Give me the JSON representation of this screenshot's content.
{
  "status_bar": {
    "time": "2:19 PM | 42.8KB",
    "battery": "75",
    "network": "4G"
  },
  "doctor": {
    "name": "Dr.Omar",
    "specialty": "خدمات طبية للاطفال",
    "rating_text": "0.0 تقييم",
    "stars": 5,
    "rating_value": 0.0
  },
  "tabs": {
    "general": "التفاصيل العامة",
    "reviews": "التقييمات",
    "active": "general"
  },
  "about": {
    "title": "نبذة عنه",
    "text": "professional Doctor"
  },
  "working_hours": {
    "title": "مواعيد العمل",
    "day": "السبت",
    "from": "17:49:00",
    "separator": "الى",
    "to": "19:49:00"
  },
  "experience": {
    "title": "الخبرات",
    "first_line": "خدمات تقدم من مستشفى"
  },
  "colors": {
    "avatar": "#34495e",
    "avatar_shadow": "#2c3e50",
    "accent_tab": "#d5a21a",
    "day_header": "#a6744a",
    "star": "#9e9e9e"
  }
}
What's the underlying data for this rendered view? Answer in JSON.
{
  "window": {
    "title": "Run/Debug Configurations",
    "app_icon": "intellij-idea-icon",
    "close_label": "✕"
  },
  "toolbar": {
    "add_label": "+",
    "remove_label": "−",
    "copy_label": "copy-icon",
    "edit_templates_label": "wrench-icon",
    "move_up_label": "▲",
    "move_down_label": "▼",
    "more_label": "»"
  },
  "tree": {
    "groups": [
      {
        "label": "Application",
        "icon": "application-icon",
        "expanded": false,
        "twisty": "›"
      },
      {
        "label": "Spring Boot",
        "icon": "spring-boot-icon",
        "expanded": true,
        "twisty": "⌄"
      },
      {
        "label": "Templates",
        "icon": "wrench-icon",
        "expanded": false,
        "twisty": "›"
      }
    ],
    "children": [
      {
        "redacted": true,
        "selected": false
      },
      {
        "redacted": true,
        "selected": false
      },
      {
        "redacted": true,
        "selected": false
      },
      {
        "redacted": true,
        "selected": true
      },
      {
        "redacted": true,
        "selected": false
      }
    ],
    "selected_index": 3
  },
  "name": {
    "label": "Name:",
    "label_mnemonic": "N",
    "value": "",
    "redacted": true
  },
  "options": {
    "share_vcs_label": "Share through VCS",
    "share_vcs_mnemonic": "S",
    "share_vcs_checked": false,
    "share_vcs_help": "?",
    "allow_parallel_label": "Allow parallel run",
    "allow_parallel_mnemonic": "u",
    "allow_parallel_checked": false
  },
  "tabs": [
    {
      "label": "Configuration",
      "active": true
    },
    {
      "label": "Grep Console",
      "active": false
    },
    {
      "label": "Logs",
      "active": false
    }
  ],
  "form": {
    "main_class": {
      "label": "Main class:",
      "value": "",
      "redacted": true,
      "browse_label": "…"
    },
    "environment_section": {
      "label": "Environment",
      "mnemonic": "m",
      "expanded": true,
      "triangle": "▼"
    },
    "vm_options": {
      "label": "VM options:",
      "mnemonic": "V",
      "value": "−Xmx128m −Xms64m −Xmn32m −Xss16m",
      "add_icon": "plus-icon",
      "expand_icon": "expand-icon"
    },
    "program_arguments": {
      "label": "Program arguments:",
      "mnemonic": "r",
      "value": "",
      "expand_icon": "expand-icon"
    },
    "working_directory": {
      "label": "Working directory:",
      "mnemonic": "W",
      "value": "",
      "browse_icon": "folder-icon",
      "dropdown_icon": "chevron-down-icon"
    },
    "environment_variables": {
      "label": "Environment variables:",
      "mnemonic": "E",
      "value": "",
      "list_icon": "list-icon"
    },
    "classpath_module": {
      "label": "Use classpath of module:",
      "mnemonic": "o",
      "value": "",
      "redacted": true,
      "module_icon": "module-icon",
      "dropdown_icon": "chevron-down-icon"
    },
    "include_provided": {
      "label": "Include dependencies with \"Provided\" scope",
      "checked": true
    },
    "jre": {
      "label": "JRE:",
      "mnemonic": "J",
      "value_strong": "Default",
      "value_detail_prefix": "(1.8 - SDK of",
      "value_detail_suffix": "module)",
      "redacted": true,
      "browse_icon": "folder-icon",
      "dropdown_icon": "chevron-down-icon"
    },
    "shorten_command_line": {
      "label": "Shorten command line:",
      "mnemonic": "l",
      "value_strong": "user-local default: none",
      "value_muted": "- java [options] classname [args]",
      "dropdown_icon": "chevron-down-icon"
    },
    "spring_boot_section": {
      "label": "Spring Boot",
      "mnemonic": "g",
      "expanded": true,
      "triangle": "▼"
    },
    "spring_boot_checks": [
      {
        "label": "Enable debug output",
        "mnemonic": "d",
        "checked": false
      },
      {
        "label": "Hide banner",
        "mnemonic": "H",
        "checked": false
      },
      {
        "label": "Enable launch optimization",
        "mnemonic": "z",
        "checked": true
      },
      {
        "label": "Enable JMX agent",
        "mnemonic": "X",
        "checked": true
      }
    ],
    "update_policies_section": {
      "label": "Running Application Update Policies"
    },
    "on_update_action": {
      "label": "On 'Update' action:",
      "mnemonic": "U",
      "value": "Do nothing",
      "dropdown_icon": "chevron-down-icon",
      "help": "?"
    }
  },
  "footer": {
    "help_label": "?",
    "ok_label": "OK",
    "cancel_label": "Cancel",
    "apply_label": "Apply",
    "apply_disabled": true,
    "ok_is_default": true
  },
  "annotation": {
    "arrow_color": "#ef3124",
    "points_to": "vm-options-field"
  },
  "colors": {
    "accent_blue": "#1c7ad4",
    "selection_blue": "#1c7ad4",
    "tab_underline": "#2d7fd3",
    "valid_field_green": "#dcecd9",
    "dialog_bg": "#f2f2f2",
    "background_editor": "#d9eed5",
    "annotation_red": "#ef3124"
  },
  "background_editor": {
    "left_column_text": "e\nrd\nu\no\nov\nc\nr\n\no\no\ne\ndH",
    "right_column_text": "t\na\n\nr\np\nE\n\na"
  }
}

[TASK DESCRIPTION] Copy out all the entries shown above, character for character.

[EXERCISE SOLUTION]
Give me the JSON representation of this screenshot's content.
{
  "status_bar": {
    "time": "2:19 PM | 42.8KB",
    "battery": "75",
    "network": "4G"
  },
  "doctor": {
    "name": "Dr.Omar",
    "specialty": "خدمات طبية للاطفال",
    "rating_text": "0.0 تقييم",
    "stars": 5,
    "rating_value": 0.0
  },
  "tabs": {
    "general": "التفاصيل العامة",
    "reviews": "التقييمات",
    "active": "general"
  },
  "about": {
    "title": "نبذة عنه",
    "text": "professional Doctor"
  },
  "working_hours": {
    "title": "مواعيد العمل",
    "day": "السبت",
    "from": "17:49:00",
    "separator": "الى",
    "to": "19:49:00"
  },
  "experience": {
    "title": "الخبرات",
    "first_line": "خدمات تقدم من مستشفى"
  },
  "colors": {
    "avatar": "#34495e",
    "avatar_shadow": "#2c3e50",
    "accent_tab": "#d5a21a",
    "day_header": "#a6744a",
    "star": "#9e9e9e"
  }
}
What's the underlying data for this rendered view? Answer in JSON.
{
  "window": {
    "title": "Run/Debug Configurations",
    "app_icon": "intellij-idea-icon",
    "close_label": "✕"
  },
  "toolbar": {
    "add_label": "+",
    "remove_label": "−",
    "copy_label": "copy-icon",
    "edit_templates_label": "wrench-icon",
    "move_up_label": "▲",
    "move_down_label": "▼",
    "more_label": "»"
  },
  "tree": {
    "groups": [
      {
        "label": "Application",
        "icon": "application-icon",
        "expanded": false,
        "twisty": "›"
      },
      {
        "label": "Spring Boot",
        "icon": "spring-boot-icon",
        "expanded": true,
        "twisty": "⌄"
      },
      {
        "label": "Templates",
        "icon": "wrench-icon",
        "expanded": false,
        "twisty": "›"
      }
    ],
    "children": [
      {
        "redacted": true,
        "selected": false
      },
      {
        "redacted": true,
        "selected": false
      },
      {
        "redacted": true,
        "selected": false
      },
      {
        "redacted": true,
        "selected": true
      },
      {
        "redacted": true,
        "selected": false
      }
    ],
    "selected_index": 3
  },
  "name": {
    "label": "Name:",
    "label_mnemonic": "N",
    "value": "",
    "redacted": true
  },
  "options": {
    "share_vcs_label": "Share through VCS",
    "share_vcs_mnemonic": "S",
    "share_vcs_checked": false,
    "share_vcs_help": "?",
    "allow_parallel_label": "Allow parallel run",
    "allow_parallel_mnemonic": "u",
    "allow_parallel_checked": false
  },
  "tabs": [
    {
      "label": "Configuration",
      "active": true
    },
    {
      "label": "Grep Console",
      "active": false
    },
    {
      "label": "Logs",
      "active": false
    }
  ],
  "form": {
    "main_class": {
      "label": "Main class:",
      "value": "",
      "redacted": true,
      "browse_label": "…"
    },
    "environment_section": {
      "label": "Environment",
      "mnemonic": "m",
      "expanded": true,
      "triangle": "▼"
    },
    "vm_options": {
      "label": "VM options:",
      "mnemonic": "V",
      "value": "−Xmx128m −Xms64m −Xmn32m −Xss16m",
      "add_icon": "plus-icon",
      "expand_icon": "expand-icon"
    },
    "program_arguments": {
      "label": "Program arguments:",
      "mnemonic": "r",
      "value": "",
      "expand_icon": "expand-icon"
    },
    "working_directory": {
      "label": "Working directory:",
      "mnemonic": "W",
      "value": "",
      "browse_icon": "folder-icon",
      "dropdown_icon": "chevron-down-icon"
    },
    "environment_variables": {
      "label": "Environment variables:",
      "mnemonic": "E",
      "value": "",
      "list_icon": "list-icon"
    },
    "classpath_module": {
      "label": "Use classpath of module:",
      "mnemonic": "o",
      "value": "",
      "redacted": true,
      "module_icon": "module-icon",
      "dropdown_icon": "chevron-down-icon"
    },
    "include_provided": {
      "label": "Include dependencies with \"Provided\" scope",
      "checked": true
    },
    "jre": {
      "label": "JRE:",
      "mnemonic": "J",
      "value_strong": "Default",
      "value_detail_prefix": "(1.8 - SDK of",
      "value_detail_suffix": "module)",
      "redacted": true,
      "browse_icon": "folder-icon",
      "dropdown_icon": "chevron-down-icon"
    },
    "shorten_command_line": {
      "label": "Shorten command line:",
      "mnemonic": "l",
      "value_strong": "user-local default: none",
      "value_muted": "- java [options] classname [args]",
      "dropdown_icon": "chevron-down-icon"
    },
    "spring_boot_section": {
      "label": "Spring Boot",
      "mnemonic": "g",
      "expanded": true,
      "triangle": "▼"
    },
    "spring_boot_checks": [
      {
        "label": "Enable debug output",
        "mnemonic": "d",
        "checked": false
      },
      {
        "label": "Hide banner",
        "mnemonic": "H",
        "checked": false
      },
      {
        "label": "Enable launch optimization",
        "mnemonic": "z",
        "checked": true
      },
      {
        "label": "Enable JMX agent",
        "mnemonic": "X",
        "checked": true
      }
    ],
    "update_policies_section": {
      "label": "Running Application Update Policies"
    },
    "on_update_action": {
      "label": "On 'Update' action:",
      "mnemonic": "U",
      "value": "Do nothing",
      "dropdown_icon": "chevron-down-icon",
      "help": "?"
    }
  },
  "footer": {
    "help_label": "?",
    "ok_label": "OK",
    "cancel_label": "Cancel",
    "apply_label": "Apply",
    "apply_disabled": true,
    "ok_is_default": true
  },
  "annotation": {
    "arrow_color": "#ef3124",
    "points_to": "vm-options-field"
  },
  "colors": {
    "accent_blue": "#1c7ad4",
    "selection_blue": "#1c7ad4",
    "tab_underline": "#2d7fd3",
    "valid_field_green": "#dcecd9",
    "dialog_bg": "#f2f2f2",
    "background_editor": "#d9eed5",
    "annotation_red": "#ef3124"
  },
  "background_editor": {
    "left_column_text": "e\nrd\nu\no\nov\nc\nr\n\no\no\ne\ndH",
    "right_column_text": "t\na\n\nr\np\nE\n\na"
  }
}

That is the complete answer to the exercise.